### Given task:
Copy out every record precisely.

### Records supplied:
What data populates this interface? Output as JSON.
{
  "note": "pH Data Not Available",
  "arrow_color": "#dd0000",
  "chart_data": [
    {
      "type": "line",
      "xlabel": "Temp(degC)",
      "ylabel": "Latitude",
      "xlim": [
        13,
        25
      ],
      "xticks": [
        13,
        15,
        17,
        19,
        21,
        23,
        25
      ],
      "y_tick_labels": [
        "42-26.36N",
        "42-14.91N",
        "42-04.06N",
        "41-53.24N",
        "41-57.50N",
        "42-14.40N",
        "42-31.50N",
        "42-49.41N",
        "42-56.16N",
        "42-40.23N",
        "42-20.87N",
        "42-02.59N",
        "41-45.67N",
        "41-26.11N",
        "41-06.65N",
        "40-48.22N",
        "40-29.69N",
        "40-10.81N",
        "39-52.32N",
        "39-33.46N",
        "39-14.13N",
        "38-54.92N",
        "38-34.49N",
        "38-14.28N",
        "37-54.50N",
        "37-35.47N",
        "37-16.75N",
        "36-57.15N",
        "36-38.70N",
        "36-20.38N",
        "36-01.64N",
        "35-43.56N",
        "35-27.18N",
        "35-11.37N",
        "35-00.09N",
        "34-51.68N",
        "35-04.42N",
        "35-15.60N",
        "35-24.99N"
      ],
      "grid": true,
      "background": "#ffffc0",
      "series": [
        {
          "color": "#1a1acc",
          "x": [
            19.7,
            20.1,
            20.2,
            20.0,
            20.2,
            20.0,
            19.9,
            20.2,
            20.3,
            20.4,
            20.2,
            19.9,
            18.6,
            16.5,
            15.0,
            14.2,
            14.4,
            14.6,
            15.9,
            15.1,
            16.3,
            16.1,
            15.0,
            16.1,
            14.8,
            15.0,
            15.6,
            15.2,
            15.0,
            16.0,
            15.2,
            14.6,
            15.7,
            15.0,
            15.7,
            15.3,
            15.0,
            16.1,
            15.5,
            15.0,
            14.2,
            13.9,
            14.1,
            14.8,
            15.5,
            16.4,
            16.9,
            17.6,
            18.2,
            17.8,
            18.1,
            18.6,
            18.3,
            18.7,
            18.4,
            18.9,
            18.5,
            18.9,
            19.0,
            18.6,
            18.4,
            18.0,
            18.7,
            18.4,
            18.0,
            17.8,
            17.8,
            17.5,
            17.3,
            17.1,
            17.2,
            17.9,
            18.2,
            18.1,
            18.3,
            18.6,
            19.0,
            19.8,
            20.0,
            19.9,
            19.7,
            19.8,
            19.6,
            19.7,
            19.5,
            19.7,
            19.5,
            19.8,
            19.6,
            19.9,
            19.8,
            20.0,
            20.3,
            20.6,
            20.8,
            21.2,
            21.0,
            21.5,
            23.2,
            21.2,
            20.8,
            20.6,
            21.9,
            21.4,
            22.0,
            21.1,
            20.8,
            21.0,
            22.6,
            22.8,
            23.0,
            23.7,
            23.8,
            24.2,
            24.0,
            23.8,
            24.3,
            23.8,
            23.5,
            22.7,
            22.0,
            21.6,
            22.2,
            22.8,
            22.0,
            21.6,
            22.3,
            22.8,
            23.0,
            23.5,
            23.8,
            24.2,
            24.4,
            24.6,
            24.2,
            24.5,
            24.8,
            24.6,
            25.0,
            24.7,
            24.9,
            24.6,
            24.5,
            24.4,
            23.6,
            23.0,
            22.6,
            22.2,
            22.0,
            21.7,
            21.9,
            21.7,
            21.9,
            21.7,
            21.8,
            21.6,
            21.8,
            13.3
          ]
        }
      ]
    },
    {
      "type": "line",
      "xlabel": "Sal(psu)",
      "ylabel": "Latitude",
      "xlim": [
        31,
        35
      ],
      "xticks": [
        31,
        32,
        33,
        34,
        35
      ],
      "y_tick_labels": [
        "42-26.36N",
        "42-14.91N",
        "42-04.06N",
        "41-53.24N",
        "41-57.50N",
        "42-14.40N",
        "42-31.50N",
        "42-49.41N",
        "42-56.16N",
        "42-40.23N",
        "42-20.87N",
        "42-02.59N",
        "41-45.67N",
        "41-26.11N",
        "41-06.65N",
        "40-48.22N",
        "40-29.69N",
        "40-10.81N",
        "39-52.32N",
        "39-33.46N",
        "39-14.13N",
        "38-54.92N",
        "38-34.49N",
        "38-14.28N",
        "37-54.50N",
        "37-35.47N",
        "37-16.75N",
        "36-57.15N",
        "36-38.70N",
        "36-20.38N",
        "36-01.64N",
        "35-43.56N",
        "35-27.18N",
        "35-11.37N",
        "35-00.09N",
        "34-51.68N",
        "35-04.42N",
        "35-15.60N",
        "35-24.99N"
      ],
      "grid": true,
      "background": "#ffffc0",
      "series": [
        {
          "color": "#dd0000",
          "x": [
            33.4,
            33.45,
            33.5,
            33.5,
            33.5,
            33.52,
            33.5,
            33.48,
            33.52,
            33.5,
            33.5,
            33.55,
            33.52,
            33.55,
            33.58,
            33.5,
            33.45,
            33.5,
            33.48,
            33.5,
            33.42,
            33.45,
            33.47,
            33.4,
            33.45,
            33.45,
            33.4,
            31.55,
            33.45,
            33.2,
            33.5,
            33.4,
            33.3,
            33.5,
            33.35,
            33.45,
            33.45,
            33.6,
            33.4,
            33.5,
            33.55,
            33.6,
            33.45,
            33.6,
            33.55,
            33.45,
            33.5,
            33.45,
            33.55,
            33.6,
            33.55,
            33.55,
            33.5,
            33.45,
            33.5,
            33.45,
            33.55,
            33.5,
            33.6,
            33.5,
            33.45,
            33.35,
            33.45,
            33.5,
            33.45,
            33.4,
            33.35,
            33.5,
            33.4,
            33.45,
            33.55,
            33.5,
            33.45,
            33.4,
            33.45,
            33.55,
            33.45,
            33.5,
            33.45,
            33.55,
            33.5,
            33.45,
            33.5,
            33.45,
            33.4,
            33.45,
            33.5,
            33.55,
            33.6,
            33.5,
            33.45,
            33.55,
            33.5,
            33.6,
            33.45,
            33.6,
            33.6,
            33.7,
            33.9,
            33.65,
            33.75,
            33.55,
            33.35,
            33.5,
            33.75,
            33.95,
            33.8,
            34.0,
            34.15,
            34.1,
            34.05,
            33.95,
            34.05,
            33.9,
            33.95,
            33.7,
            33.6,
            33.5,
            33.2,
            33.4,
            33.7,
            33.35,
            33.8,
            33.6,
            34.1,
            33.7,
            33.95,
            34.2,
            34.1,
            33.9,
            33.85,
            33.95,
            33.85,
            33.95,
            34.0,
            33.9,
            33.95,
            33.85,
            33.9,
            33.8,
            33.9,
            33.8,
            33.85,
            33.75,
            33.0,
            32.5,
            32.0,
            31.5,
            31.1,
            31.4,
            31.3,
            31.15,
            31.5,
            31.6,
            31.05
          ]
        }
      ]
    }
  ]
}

### Result below:
What data populates this interface? Output as JSON.
{
  "note": "pH Data Not Available",
  "arrow_color": "#dd0000",
  "chart_data": [
    {
      "type": "line",
      "xlabel": "Temp(degC)",
      "ylabel": "Latitude",
      "xlim": [
        13,
        25
      ],
      "xticks": [
        13,
        15,
        17,
        19,
        21,
        23,
        25
      ],
      "y_tick_labels": [
        "42-26.36N",
        "42-14.91N",
        "42-04.06N",
        "41-53.24N",
        "41-57.50N",
        "42-14.40N",
        "42-31.50N",
        "42-49.41N",
        "42-56.16N",
        "42-40.23N",
        "42-20.87N",
        "42-02.59N",
        "41-45.67N",
        "41-26.11N",
        "41-06.65N",
        "40-48.22N",
        "40-29.69N",
        "40-10.81N",
        "39-52.32N",
        "39-33.46N",
        "39-14.13N",
        "38-54.92N",
        "38-34.49N",
        "38-14.28N",
        "37-54.50N",
        "37-35.47N",
        "37-16.75N",
        "36-57.15N",
        "36-38.70N",
        "36-20.38N",
        "36-01.64N",
        "35-43.56N",
        "35-27.18N",
        "35-11.37N",
        "35-00.09N",
        "34-51.68N",
        "35-04.42N",
        "35-15.60N",
        "35-24.99N"
      ],
      "grid": true,
      "background": "#ffffc0",
      "series": [
        {
          "color": "#1a1acc",
          "x": [
            19.7,
            20.1,
            20.2,
            20.0,
            20.2,
            20.0,
            19.9,
            20.2,
            20.3,
            20.4,
            20.2,
            19.9,
            18.6,
            16.5,
            15.0,
            14.2,
            14.4,
            14.6,
            15.9,
            15.1,
            16.3,
            16.1,
            15.0,
            16.1,
            14.8,
            15.0,
            15.6,
            15.2,
            15.0,
            16.0,
            15.2,
            14.6,
            15.7,
            15.0,
            15.7,
            15.3,
            15.0,
            16.1,
            15.5,
            15.0,
            14.2,
            13.9,
            14.1,
            14.8,
            15.5,
            16.4,
            16.9,
            17.6,
            18.2,
            17.8,
            18.1,
            18.6,
            18.3,
            18.7,
            18.4,
            18.9,
            18.5,
            18.9,
            19.0,
            18.6,
            18.4,
            18.0,
            18.7,
            18.4,
            18.0,
            17.8,
            17.8,
            17.5,
            17.3,
            17.1,
            17.2,
            17.9,
            18.2,
            18.1,
            18.3,
            18.6,
            19.0,
            19.8,
            20.0,
            19.9,
            19.7,
            19.8,
            19.6,
            19.7,
            19.5,
            19.7,
            19.5,
            19.8,
            19.6,
            19.9,
            19.8,
            20.0,
            20.3,
            20.6,
            20.8,
            21.2,
            21.0,
            21.5,
            23.2,
            21.2,
            20.8,
            20.6,
            21.9,
            21.4,
            22.0,
            21.1,
            20.8,
            21.0,
            22.6,
            22.8,
            23.0,
            23.7,
            23.8,
            24.2,
            24.0,
            23.8,
            24.3,
            23.8,
            23.5,
            22.7,
            22.0,
            21.6,
            22.2,
            22.8,
            22.0,
            21.6,
            22.3,
            22.8,
            23.0,
            23.5,
            23.8,
            24.2,
            24.4,
            24.6,
            24.2,
            24.5,
            24.8,
            24.6,
            25.0,
            24.7,
            24.9,
            24.6,
            24.5,
            24.4,
            23.6,
            23.0,
            22.6,
            22.2,
            22.0,
            21.7,
            21.9,
            21.7,
            21.9,
            21.7,
            21.8,
            21.6,
            21.8,
            13.3
          ]
        }
      ]
    },
    {
      "type": "line",
      "xlabel": "Sal(psu)",
      "ylabel": "Latitude",
      "xlim": [
        31,
        35
      ],
      "xticks": [
        31,
        32,
        33,
        34,
        35
      ],
      "y_tick_labels": [
        "42-26.36N",
        "42-14.91N",
        "42-04.06N",
        "41-53.24N",
        "41-57.50N",
        "42-14.40N",
        "42-31.50N",
        "42-49.41N",
        "42-56.16N",
        "42-40.23N",
        "42-20.87N",
        "42-02.59N",
        "41-45.67N",
        "41-26.11N",
        "41-06.65N",
        "40-48.22N",
        "40-29.69N",
        "40-10.81N",
        "39-52.32N",
        "39-33.46N",
        "39-14.13N",
        "38-54.92N",
        "38-34.49N",
        "38-14.28N",
        "37-54.50N",
        "37-35.47N",
        "37-16.75N",
        "36-57.15N",
        "36-38.70N",
        "36-20.38N",
        "36-01.64N",
        "35-43.56N",
        "35-27.18N",
        "35-11.37N",
        "35-00.09N",
        "34-51.68N",
        "35-04.42N",
        "35-15.60N",
        "35-24.99N"
      ],
      "grid": true,
      "background": "#ffffc0",
      "series": [
        {
          "color": "#dd0000",
          "x": [
            33.4,
            33.45,
            33.5,
            33.5,
            33.5,
            33.52,
            33.5,
            33.48,
            33.52,
            33.5,
            33.5,
            33.55,
            33.52,
            33.55,
            33.58,
            33.5,
            33.45,
            33.5,
            33.48,
            33.5,
            33.42,
            33.45,
            33.47,
            33.4,
            33.45,
            33.45,
            33.4,
            31.55,
            33.45,
            33.2,
            33.5,
            33.4,
            33.3,
            33.5,
            33.35,
            33.45,
            33.45,
            33.6,
            33.4,
            33.5,
            33.55,
            33.6,
            33.45,
            33.6,
            33.55,
            33.45,
            33.5,
            33.45,
            33.55,
            33.6,
            33.55,
            33.55,
            33.5,
            33.45,
            33.5,
            33.45,
            33.55,
            33.5,
            33.6,
            33.5,
            33.45,
            33.35,
            33.45,
            33.5,
            33.45,
            33.4,
            33.35,
            33.5,
            33.4,
            33.45,
            33.55,
            33.5,
            33.45,
            33.4,
            33.45,
            33.55,
            33.45,
            33.5,
            33.45,
            33.55,
            33.5,
            33.45,
            33.5,
            33.45,
            33.4,
            33.45,
            33.5,
            33.55,
            33.6,
            33.5,
            33.45,
            33.55,
            33.5,
            33.6,
            33.45,
            33.6,
            33.6,
            33.7,
            33.9,
            33.65,
            33.75,
            33.55,
            33.35,
            33.5,
            33.75,
            33.95,
            33.8,
            34.0,
            34.15,
            34.1,
            34.05,
            33.95,
            34.05,
            33.9,
            33.95,
            33.7,
            33.6,
            33.5,
            33.2,
            33.4,
            33.7,
            33.35,
            33.8,
            33.6,
            34.1,
            33.7,
            33.95,
            34.2,
            34.1,
            33.9,
            33.85,
            33.95,
            33.85,
            33.95,
            34.0,
            33.9,
            33.95,
            33.85,
            33.9,
            33.8,
            33.9,
            33.8,
            33.85,
            33.75,
            33.0,
            32.5,
            32.0,
            31.5,
            31.1,
            31.4,
            31.3,
            31.15,
            31.5,
            31.6,
            31.05
          ]
        }
      ]
    }
  ]
}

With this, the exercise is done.